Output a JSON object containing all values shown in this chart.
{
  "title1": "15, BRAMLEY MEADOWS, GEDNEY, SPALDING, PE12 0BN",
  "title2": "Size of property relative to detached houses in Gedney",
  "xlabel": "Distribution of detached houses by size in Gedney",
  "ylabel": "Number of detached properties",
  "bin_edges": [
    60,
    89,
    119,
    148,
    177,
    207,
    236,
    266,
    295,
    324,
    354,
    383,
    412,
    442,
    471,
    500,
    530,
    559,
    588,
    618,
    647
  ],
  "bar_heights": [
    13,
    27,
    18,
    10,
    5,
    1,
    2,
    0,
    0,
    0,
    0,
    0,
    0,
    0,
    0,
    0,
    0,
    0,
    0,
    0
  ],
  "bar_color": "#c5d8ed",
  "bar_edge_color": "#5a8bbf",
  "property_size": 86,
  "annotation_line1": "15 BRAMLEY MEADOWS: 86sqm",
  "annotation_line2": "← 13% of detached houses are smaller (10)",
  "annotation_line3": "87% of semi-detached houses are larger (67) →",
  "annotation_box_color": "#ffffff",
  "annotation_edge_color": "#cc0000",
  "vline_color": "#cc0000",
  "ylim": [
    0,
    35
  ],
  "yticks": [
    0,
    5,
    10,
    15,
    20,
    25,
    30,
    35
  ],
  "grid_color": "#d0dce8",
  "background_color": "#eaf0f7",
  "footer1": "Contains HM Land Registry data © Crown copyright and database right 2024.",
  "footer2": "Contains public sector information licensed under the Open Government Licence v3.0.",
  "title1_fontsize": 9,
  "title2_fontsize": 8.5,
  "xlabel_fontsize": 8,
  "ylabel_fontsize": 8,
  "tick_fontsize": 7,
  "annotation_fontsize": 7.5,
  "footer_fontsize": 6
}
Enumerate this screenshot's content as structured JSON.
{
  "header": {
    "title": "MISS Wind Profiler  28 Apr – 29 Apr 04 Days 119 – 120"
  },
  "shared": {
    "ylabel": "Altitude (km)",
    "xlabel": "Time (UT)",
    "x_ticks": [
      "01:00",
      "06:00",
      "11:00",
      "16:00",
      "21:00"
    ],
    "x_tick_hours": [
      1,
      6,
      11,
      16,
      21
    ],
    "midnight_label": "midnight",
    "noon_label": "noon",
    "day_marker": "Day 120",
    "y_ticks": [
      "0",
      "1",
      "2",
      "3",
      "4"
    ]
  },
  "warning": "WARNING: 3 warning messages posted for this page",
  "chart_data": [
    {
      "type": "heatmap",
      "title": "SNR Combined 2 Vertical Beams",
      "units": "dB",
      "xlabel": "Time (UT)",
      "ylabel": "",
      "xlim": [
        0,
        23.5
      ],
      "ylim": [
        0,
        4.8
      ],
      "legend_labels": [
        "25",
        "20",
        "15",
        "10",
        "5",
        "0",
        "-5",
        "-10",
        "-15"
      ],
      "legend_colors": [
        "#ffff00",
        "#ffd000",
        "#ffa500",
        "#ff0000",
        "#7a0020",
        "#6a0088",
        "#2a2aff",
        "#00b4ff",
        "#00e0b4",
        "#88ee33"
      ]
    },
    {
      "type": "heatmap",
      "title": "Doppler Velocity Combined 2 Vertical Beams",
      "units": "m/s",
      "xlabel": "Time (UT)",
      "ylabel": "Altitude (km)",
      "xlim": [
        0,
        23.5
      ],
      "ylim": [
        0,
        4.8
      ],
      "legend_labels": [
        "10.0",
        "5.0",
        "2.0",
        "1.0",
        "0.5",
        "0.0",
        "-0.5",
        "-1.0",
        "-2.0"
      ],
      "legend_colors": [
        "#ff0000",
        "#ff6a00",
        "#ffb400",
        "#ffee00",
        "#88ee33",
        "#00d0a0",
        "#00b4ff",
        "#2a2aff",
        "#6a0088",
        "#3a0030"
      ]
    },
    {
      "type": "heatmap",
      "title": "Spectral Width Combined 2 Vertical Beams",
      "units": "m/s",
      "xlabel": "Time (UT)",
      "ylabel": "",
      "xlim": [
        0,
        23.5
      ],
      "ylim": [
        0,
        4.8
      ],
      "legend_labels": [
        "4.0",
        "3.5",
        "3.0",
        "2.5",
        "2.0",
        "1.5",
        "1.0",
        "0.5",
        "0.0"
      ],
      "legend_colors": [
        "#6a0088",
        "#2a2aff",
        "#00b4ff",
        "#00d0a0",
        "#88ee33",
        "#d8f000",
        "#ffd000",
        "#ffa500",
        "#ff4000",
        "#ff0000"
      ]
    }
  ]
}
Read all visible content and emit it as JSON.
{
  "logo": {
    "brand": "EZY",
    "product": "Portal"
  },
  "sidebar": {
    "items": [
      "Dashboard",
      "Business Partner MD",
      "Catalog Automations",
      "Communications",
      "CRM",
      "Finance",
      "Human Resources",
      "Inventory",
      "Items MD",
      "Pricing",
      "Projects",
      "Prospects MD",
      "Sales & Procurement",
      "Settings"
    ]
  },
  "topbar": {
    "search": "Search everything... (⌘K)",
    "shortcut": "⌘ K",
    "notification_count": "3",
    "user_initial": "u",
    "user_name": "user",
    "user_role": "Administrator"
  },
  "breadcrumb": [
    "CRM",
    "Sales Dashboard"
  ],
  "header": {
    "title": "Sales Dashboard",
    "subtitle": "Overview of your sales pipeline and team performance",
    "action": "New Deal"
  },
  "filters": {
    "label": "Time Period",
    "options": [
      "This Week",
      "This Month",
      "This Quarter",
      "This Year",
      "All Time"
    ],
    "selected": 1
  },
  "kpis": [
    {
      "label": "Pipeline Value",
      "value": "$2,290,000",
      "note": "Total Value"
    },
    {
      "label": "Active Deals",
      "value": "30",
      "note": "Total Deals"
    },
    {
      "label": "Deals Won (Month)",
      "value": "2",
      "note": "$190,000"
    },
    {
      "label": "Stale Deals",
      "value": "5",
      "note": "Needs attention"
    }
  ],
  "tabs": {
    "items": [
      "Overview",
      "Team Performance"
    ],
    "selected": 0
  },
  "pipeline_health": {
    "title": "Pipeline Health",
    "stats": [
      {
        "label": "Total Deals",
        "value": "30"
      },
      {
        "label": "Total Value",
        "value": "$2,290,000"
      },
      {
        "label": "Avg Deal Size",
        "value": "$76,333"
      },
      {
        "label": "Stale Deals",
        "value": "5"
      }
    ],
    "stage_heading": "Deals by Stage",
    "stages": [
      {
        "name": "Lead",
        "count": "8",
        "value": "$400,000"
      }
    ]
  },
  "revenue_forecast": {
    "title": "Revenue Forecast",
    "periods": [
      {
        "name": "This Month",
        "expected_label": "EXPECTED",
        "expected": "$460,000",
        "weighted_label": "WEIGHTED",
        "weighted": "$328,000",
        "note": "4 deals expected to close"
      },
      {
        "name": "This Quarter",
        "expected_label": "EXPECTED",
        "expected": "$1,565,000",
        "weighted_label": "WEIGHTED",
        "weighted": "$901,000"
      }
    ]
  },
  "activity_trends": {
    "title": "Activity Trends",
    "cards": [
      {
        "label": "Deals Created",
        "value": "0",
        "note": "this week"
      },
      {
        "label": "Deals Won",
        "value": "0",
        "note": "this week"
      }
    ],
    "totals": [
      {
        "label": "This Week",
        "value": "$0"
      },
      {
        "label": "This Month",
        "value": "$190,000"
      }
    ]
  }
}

**Directive:**
Using the entries above, please restate each one word for word.

**Result below:**
Output a JSON object containing all values shown in this chart.
{
  "title1": "15, BRAMLEY MEADOWS, GEDNEY, SPALDING, PE12 0BN",
  "title2": "Size of property relative to detached houses in Gedney",
  "xlabel": "Distribution of detached houses by size in Gedney",
  "ylabel": "Number of detached properties",
  "bin_edges": [
    60,
    89,
    119,
    148,
    177,
    207,
    236,
    266,
    295,
    324,
    354,
    383,
    412,
    442,
    471,
    500,
    530,
    559,
    588,
    618,
    647
  ],
  "bar_heights": [
    13,
    27,
    18,
    10,
    5,
    1,
    2,
    0,
    0,
    0,
    0,
    0,
    0,
    0,
    0,
    0,
    0,
    0,
    0,
    0
  ],
  "bar_color": "#c5d8ed",
  "bar_edge_color": "#5a8bbf",
  "property_size": 86,
  "annotation_line1": "15 BRAMLEY MEADOWS: 86sqm",
  "annotation_line2": "← 13% of detached houses are smaller (10)",
  "annotation_line3": "87% of semi-detached houses are larger (67) →",
  "annotation_box_color": "#ffffff",
  "annotation_edge_color": "#cc0000",
  "vline_color": "#cc0000",
  "ylim": [
    0,
    35
  ],
  "yticks": [
    0,
    5,
    10,
    15,
    20,
    25,
    30,
    35
  ],
  "grid_color": "#d0dce8",
  "background_color": "#eaf0f7",
  "footer1": "Contains HM Land Registry data © Crown copyright and database right 2024.",
  "footer2": "Contains public sector information licensed under the Open Government Licence v3.0.",
  "title1_fontsize": 9,
  "title2_fontsize": 8.5,
  "xlabel_fontsize": 8,
  "ylabel_fontsize": 8,
  "tick_fontsize": 7,
  "annotation_fontsize": 7.5,
  "footer_fontsize": 6
}
Enumerate this screenshot's content as structured JSON.
{
  "header": {
    "title": "MISS Wind Profiler  28 Apr – 29 Apr 04 Days 119 – 120"
  },
  "shared": {
    "ylabel": "Altitude (km)",
    "xlabel": "Time (UT)",
    "x_ticks": [
      "01:00",
      "06:00",
      "11:00",
      "16:00",
      "21:00"
    ],
    "x_tick_hours": [
      1,
      6,
      11,
      16,
      21
    ],
    "midnight_label": "midnight",
    "noon_label": "noon",
    "day_marker": "Day 120",
    "y_ticks": [
      "0",
      "1",
      "2",
      "3",
      "4"
    ]
  },
  "warning": "WARNING: 3 warning messages posted for this page",
  "chart_data": [
    {
      "type": "heatmap",
      "title": "SNR Combined 2 Vertical Beams",
      "units": "dB",
      "xlabel": "Time (UT)",
      "ylabel": "",
      "xlim": [
        0,
        23.5
      ],
      "ylim": [
        0,
        4.8
      ],
      "legend_labels": [
        "25",
        "20",
        "15",
        "10",
        "5",
        "0",
        "-5",
        "-10",
        "-15"
      ],
      "legend_colors": [
        "#ffff00",
        "#ffd000",
        "#ffa500",
        "#ff0000",
        "#7a0020",
        "#6a0088",
        "#2a2aff",
        "#00b4ff",
        "#00e0b4",
        "#88ee33"
      ]
    },
    {
      "type": "heatmap",
      "title": "Doppler Velocity Combined 2 Vertical Beams",
      "units": "m/s",
      "xlabel": "Time (UT)",
      "ylabel": "Altitude (km)",
      "xlim": [
        0,
        23.5
      ],
      "ylim": [
        0,
        4.8
      ],
      "legend_labels": [
        "10.0",
        "5.0",
        "2.0",
        "1.0",
        "0.5",
        "0.0",
        "-0.5",
        "-1.0",
        "-2.0"
      ],
      "legend_colors": [
        "#ff0000",
        "#ff6a00",
        "#ffb400",
        "#ffee00",
        "#88ee33",
        "#00d0a0",
        "#00b4ff",
        "#2a2aff",
        "#6a0088",
        "#3a0030"
      ]
    },
    {
      "type": "heatmap",
      "title": "Spectral Width Combined 2 Vertical Beams",
      "units": "m/s",
      "xlabel": "Time (UT)",
      "ylabel": "",
      "xlim": [
        0,
        23.5
      ],
      "ylim": [
        0,
        4.8
      ],
      "legend_labels": [
        "4.0",
        "3.5",
        "3.0",
        "2.5",
        "2.0",
        "1.5",
        "1.0",
        "0.5",
        "0.0"
      ],
      "legend_colors": [
        "#6a0088",
        "#2a2aff",
        "#00b4ff",
        "#00d0a0",
        "#88ee33",
        "#d8f000",
        "#ffd000",
        "#ffa500",
        "#ff4000",
        "#ff0000"
      ]
    }
  ]
}
Read all visible content and emit it as JSON.
{
  "logo": {
    "brand": "EZY",
    "product": "Portal"
  },
  "sidebar": {
    "items": [
      "Dashboard",
      "Business Partner MD",
      "Catalog Automations",
      "Communications",
      "CRM",
      "Finance",
      "Human Resources",
      "Inventory",
      "Items MD",
      "Pricing",
      "Projects",
      "Prospects MD",
      "Sales & Procurement",
      "Settings"
    ]
  },
  "topbar": {
    "search": "Search everything... (⌘K)",
    "shortcut": "⌘ K",
    "notification_count": "3",
    "user_initial": "u",
    "user_name": "user",
    "user_role": "Administrator"
  },
  "breadcrumb": [
    "CRM",
    "Sales Dashboard"
  ],
  "header": {
    "title": "Sales Dashboard",
    "subtitle": "Overview of your sales pipeline and team performance",
    "action": "New Deal"
  },
  "filters": {
    "label": "Time Period",
    "options": [
      "This Week",
      "This Month",
      "This Quarter",
      "This Year",
      "All Time"
    ],
    "selected": 1
  },
  "kpis": [
    {
      "label": "Pipeline Value",
      "value": "$2,290,000",
      "note": "Total Value"
    },
    {
      "label": "Active Deals",
      "value": "30",
      "note": "Total Deals"
    },
    {
      "label": "Deals Won (Month)",
      "value": "2",
      "note": "$190,000"
    },
    {
      "label": "Stale Deals",
      "value": "5",
      "note": "Needs attention"
    }
  ],
  "tabs": {
    "items": [
      "Overview",
      "Team Performance"
    ],
    "selected": 0
  },
  "pipeline_health": {
    "title": "Pipeline Health",
    "stats": [
      {
        "label": "Total Deals",
        "value": "30"
      },
      {
        "label": "Total Value",
        "value": "$2,290,000"
      },
      {
        "label": "Avg Deal Size",
        "value": "$76,333"
      },
      {
        "label": "Stale Deals",
        "value": "5"
      }
    ],
    "stage_heading": "Deals by Stage",
    "stages": [
      {
        "name": "Lead",
        "count": "8",
        "value": "$400,000"
      }
    ]
  },
  "revenue_forecast": {
    "title": "Revenue Forecast",
    "periods": [
      {
        "name": "This Month",
        "expected_label": "EXPECTED",
        "expected": "$460,000",
        "weighted_label": "WEIGHTED",
        "weighted": "$328,000",
        "note": "4 deals expected to close"
      },
      {
        "name": "This Quarter",
        "expected_label": "EXPECTED",
        "expected": "$1,565,000",
        "weighted_label": "WEIGHTED",
        "weighted": "$901,000"
      }
    ]
  },
  "activity_trends": {
    "title": "Activity Trends",
    "cards": [
      {
        "label": "Deals Created",
        "value": "0",
        "note": "this week"
      },
      {
        "label": "Deals Won",
        "value": "0",
        "note": "this week"
      }
    ],
    "totals": [
      {
        "label": "This Week",
        "value": "$0"
      },
      {
        "label": "This Month",
        "value": "$190,000"
      }
    ]
  }
}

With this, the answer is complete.